--- START RECORD EXTRACTS ---

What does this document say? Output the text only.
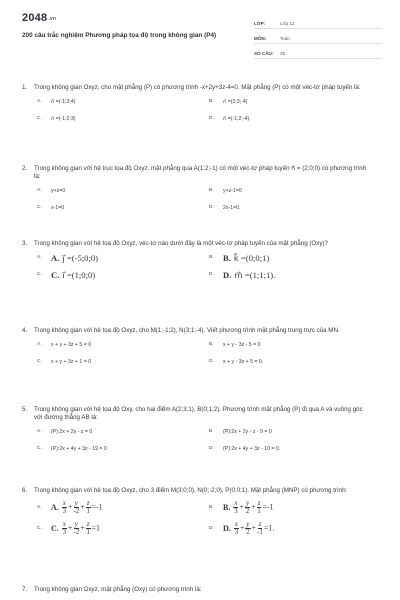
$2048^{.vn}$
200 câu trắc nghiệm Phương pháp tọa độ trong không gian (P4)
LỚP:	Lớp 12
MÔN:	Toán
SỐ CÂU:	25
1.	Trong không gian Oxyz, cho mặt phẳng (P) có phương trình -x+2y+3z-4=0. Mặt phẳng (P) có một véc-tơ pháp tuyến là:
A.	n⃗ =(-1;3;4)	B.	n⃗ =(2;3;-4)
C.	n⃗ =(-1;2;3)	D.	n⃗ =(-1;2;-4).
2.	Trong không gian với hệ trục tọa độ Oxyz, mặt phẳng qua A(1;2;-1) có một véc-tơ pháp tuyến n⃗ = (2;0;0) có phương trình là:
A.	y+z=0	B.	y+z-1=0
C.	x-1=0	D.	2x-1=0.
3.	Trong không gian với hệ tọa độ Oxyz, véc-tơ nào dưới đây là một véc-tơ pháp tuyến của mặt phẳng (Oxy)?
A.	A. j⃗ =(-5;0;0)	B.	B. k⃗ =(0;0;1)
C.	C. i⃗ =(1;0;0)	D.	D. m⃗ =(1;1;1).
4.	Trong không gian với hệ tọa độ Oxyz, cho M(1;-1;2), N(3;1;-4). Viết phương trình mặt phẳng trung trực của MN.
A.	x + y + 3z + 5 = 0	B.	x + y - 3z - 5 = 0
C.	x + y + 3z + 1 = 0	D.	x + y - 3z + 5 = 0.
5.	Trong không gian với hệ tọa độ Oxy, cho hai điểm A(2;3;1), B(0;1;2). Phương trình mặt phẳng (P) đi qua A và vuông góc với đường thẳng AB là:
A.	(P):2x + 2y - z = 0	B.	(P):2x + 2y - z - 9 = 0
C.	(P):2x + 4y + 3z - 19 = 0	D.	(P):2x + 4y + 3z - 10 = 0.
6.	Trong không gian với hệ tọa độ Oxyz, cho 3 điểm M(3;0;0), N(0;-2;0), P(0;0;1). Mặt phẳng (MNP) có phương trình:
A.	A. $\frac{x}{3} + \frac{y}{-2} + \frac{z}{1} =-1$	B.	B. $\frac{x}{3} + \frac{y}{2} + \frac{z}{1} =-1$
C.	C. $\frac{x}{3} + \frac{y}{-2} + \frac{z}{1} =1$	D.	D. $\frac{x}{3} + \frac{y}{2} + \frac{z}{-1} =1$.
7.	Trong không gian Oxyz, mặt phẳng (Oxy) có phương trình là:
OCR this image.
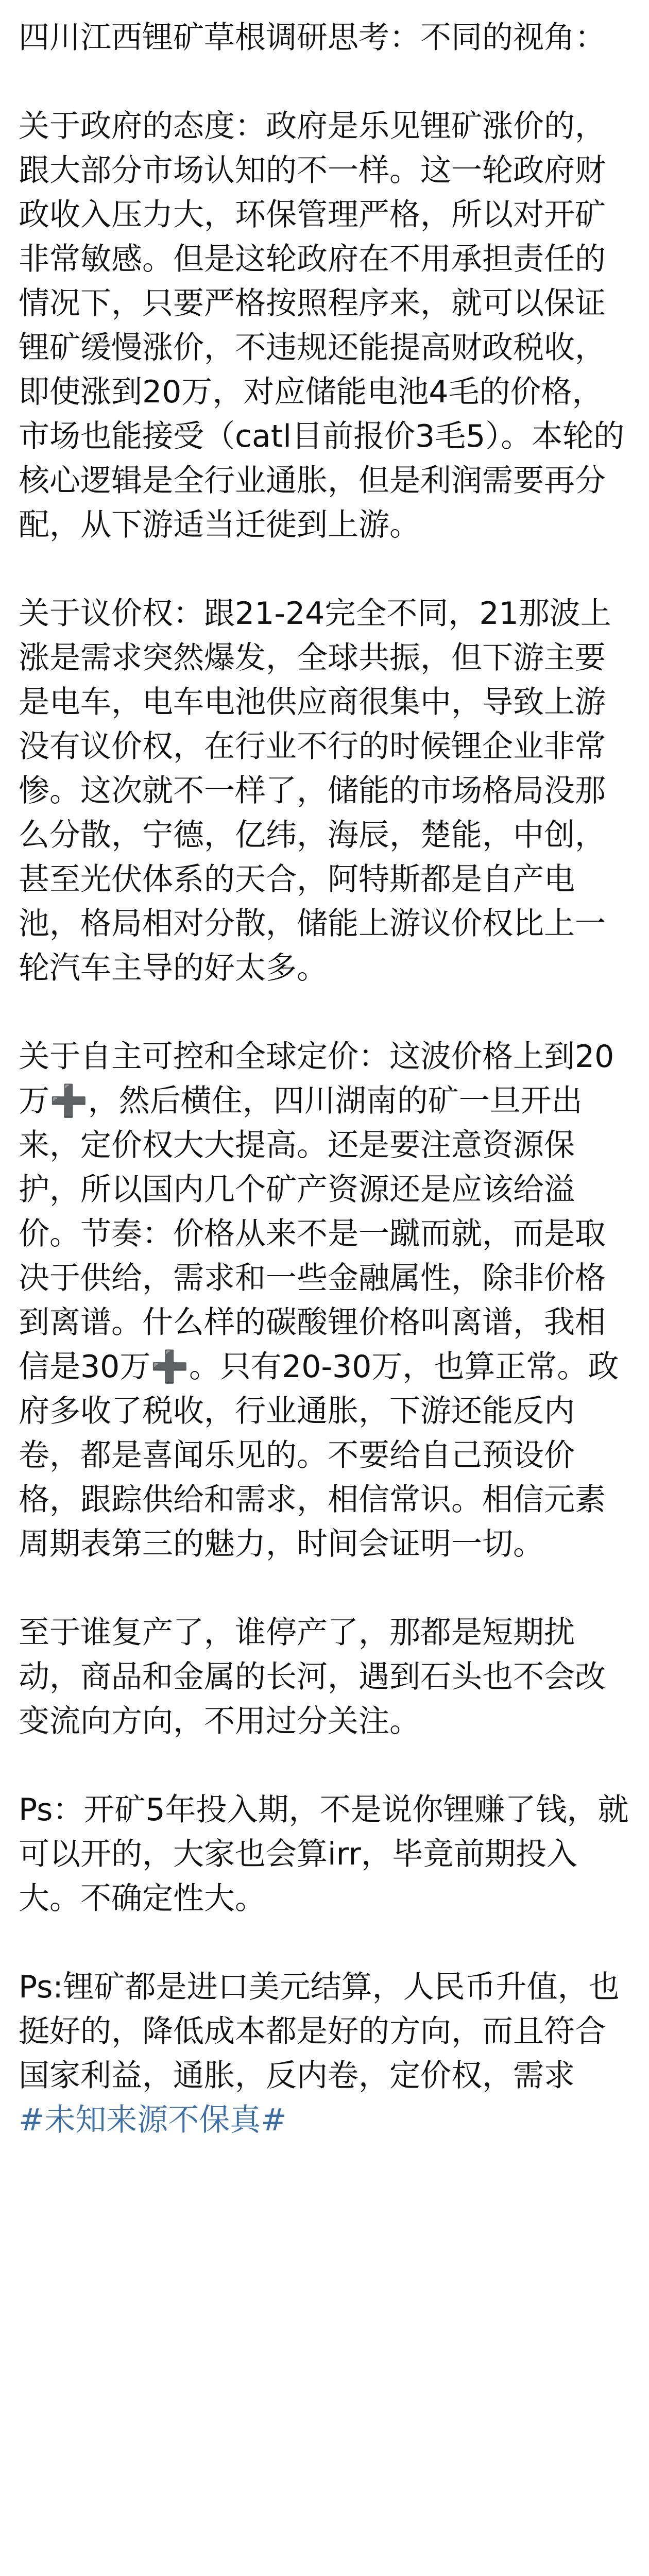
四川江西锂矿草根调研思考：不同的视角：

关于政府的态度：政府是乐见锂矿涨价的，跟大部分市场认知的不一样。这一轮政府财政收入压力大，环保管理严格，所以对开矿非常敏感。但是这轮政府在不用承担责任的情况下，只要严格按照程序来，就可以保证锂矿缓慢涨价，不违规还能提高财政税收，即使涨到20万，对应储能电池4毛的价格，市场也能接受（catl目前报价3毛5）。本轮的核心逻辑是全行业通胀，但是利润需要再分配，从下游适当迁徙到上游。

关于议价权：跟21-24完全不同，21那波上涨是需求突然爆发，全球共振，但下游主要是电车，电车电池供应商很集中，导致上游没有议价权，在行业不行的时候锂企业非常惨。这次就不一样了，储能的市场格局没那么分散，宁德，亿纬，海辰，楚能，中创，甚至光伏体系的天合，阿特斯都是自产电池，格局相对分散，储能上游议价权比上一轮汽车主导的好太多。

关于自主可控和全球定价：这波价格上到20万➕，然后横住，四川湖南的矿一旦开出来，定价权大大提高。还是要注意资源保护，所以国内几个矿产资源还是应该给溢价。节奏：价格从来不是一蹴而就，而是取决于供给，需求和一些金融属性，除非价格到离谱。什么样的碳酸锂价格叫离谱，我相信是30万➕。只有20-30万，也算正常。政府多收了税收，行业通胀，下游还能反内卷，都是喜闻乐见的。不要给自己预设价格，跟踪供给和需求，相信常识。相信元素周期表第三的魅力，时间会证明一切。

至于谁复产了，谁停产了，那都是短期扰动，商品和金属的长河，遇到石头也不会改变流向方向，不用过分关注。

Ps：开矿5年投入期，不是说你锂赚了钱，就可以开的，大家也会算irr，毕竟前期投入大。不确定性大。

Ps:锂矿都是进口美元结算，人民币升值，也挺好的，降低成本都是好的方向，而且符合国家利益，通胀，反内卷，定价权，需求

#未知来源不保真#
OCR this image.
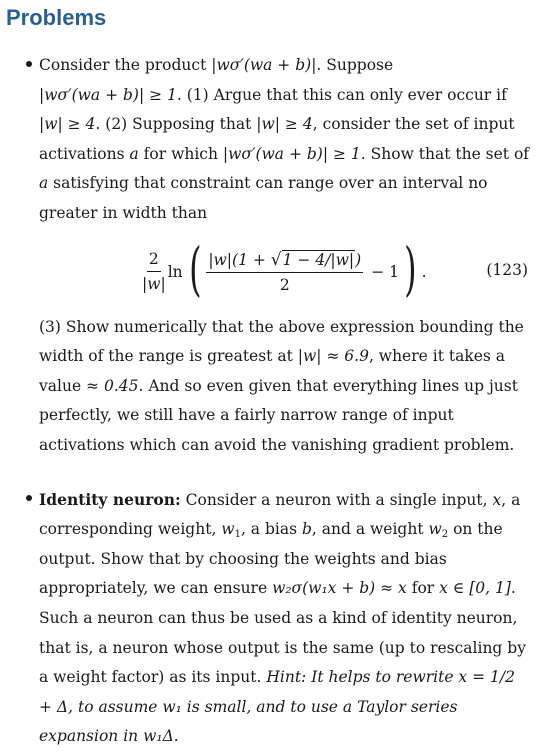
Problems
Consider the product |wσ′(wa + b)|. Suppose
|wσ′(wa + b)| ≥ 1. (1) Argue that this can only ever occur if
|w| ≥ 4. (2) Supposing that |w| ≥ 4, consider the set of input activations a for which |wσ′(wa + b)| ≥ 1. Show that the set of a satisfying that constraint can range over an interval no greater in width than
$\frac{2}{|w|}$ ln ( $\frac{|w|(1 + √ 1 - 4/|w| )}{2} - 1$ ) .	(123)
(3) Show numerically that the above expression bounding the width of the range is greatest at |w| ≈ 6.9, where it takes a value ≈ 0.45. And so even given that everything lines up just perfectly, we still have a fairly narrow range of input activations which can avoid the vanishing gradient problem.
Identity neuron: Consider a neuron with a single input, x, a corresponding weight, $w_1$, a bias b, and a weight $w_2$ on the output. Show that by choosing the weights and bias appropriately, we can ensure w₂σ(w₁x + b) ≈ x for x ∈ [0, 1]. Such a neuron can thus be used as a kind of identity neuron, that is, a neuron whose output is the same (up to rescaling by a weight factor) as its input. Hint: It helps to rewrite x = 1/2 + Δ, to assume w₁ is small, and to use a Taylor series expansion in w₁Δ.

--- END RECORD EXTRACTS ---

[SET EXERCISE]: Write out all the entries again, word for word, and print no images.

[EXERCISE SOLUTION]:
What does this document say? Output the text only.
$2048^{.vn}$
200 câu trắc nghiệm Phương pháp tọa độ trong không gian (P4)
LỚP:	Lớp 12
MÔN:	Toán
SỐ CÂU:	25
1.	Trong không gian Oxyz, cho mặt phẳng (P) có phương trình -x+2y+3z-4=0. Mặt phẳng (P) có một véc-tơ pháp tuyến là:
A.	n⃗ =(-1;3;4)	B.	n⃗ =(2;3;-4)
C.	n⃗ =(-1;2;3)	D.	n⃗ =(-1;2;-4).
2.	Trong không gian với hệ trục tọa độ Oxyz, mặt phẳng qua A(1;2;-1) có một véc-tơ pháp tuyến n⃗ = (2;0;0) có phương trình là:
A.	y+z=0	B.	y+z-1=0
C.	x-1=0	D.	2x-1=0.
3.	Trong không gian với hệ tọa độ Oxyz, véc-tơ nào dưới đây là một véc-tơ pháp tuyến của mặt phẳng (Oxy)?
A.	A. j⃗ =(-5;0;0)	B.	B. k⃗ =(0;0;1)
C.	C. i⃗ =(1;0;0)	D.	D. m⃗ =(1;1;1).
4.	Trong không gian với hệ tọa độ Oxyz, cho M(1;-1;2), N(3;1;-4). Viết phương trình mặt phẳng trung trực của MN.
A.	x + y + 3z + 5 = 0	B.	x + y - 3z - 5 = 0
C.	x + y + 3z + 1 = 0	D.	x + y - 3z + 5 = 0.
5.	Trong không gian với hệ tọa độ Oxy, cho hai điểm A(2;3;1), B(0;1;2). Phương trình mặt phẳng (P) đi qua A và vuông góc với đường thẳng AB là:
A.	(P):2x + 2y - z = 0	B.	(P):2x + 2y - z - 9 = 0
C.	(P):2x + 4y + 3z - 19 = 0	D.	(P):2x + 4y + 3z - 10 = 0.
6.	Trong không gian với hệ tọa độ Oxyz, cho 3 điểm M(3;0;0), N(0;-2;0), P(0;0;1). Mặt phẳng (MNP) có phương trình:
A.	A. $\frac{x}{3} + \frac{y}{-2} + \frac{z}{1} =-1$	B.	B. $\frac{x}{3} + \frac{y}{2} + \frac{z}{1} =-1$
C.	C. $\frac{x}{3} + \frac{y}{-2} + \frac{z}{1} =1$	D.	D. $\frac{x}{3} + \frac{y}{2} + \frac{z}{-1} =1$.
7.	Trong không gian Oxyz, mặt phẳng (Oxy) có phương trình là:
OCR this image.
四川江西锂矿草根调研思考：不同的视角：

关于政府的态度：政府是乐见锂矿涨价的，跟大部分市场认知的不一样。这一轮政府财政收入压力大，环保管理严格，所以对开矿非常敏感。但是这轮政府在不用承担责任的情况下，只要严格按照程序来，就可以保证锂矿缓慢涨价，不违规还能提高财政税收，即使涨到20万，对应储能电池4毛的价格，市场也能接受（catl目前报价3毛5）。本轮的核心逻辑是全行业通胀，但是利润需要再分配，从下游适当迁徙到上游。

关于议价权：跟21-24完全不同，21那波上涨是需求突然爆发，全球共振，但下游主要是电车，电车电池供应商很集中，导致上游没有议价权，在行业不行的时候锂企业非常惨。这次就不一样了，储能的市场格局没那么分散，宁德，亿纬，海辰，楚能，中创，甚至光伏体系的天合，阿特斯都是自产电池，格局相对分散，储能上游议价权比上一轮汽车主导的好太多。

关于自主可控和全球定价：这波价格上到20万➕，然后横住，四川湖南的矿一旦开出来，定价权大大提高。还是要注意资源保护，所以国内几个矿产资源还是应该给溢价。节奏：价格从来不是一蹴而就，而是取决于供给，需求和一些金融属性，除非价格到离谱。什么样的碳酸锂价格叫离谱，我相信是30万➕。只有20-30万，也算正常。政府多收了税收，行业通胀，下游还能反内卷，都是喜闻乐见的。不要给自己预设价格，跟踪供给和需求，相信常识。相信元素周期表第三的魅力，时间会证明一切。

至于谁复产了，谁停产了，那都是短期扰动，商品和金属的长河，遇到石头也不会改变流向方向，不用过分关注。

Ps：开矿5年投入期，不是说你锂赚了钱，就可以开的，大家也会算irr，毕竟前期投入大。不确定性大。

Ps:锂矿都是进口美元结算，人民币升值，也挺好的，降低成本都是好的方向，而且符合国家利益，通胀，反内卷，定价权，需求

#未知来源不保真#
OCR this image.
Problems
Consider the product |wσ′(wa + b)|. Suppose
|wσ′(wa + b)| ≥ 1. (1) Argue that this can only ever occur if
|w| ≥ 4. (2) Supposing that |w| ≥ 4, consider the set of input activations a for which |wσ′(wa + b)| ≥ 1. Show that the set of a satisfying that constraint can range over an interval no greater in width than
$\frac{2}{|w|}$ ln ( $\frac{|w|(1 + √ 1 - 4/|w| )}{2} - 1$ ) .	(123)
(3) Show numerically that the above expression bounding the width of the range is greatest at |w| ≈ 6.9, where it takes a value ≈ 0.45. And so even given that everything lines up just perfectly, we still have a fairly narrow range of input activations which can avoid the vanishing gradient problem.
Identity neuron: Consider a neuron with a single input, x, a corresponding weight, $w_1$, a bias b, and a weight $w_2$ on the output. Show that by choosing the weights and bias appropriately, we can ensure w₂σ(w₁x + b) ≈ x for x ∈ [0, 1]. Such a neuron can thus be used as a kind of identity neuron, that is, a neuron whose output is the same (up to rescaling by a weight factor) as its input. Hint: It helps to rewrite x = 1/2 + Δ, to assume w₁ is small, and to use a Taylor series expansion in w₁Δ.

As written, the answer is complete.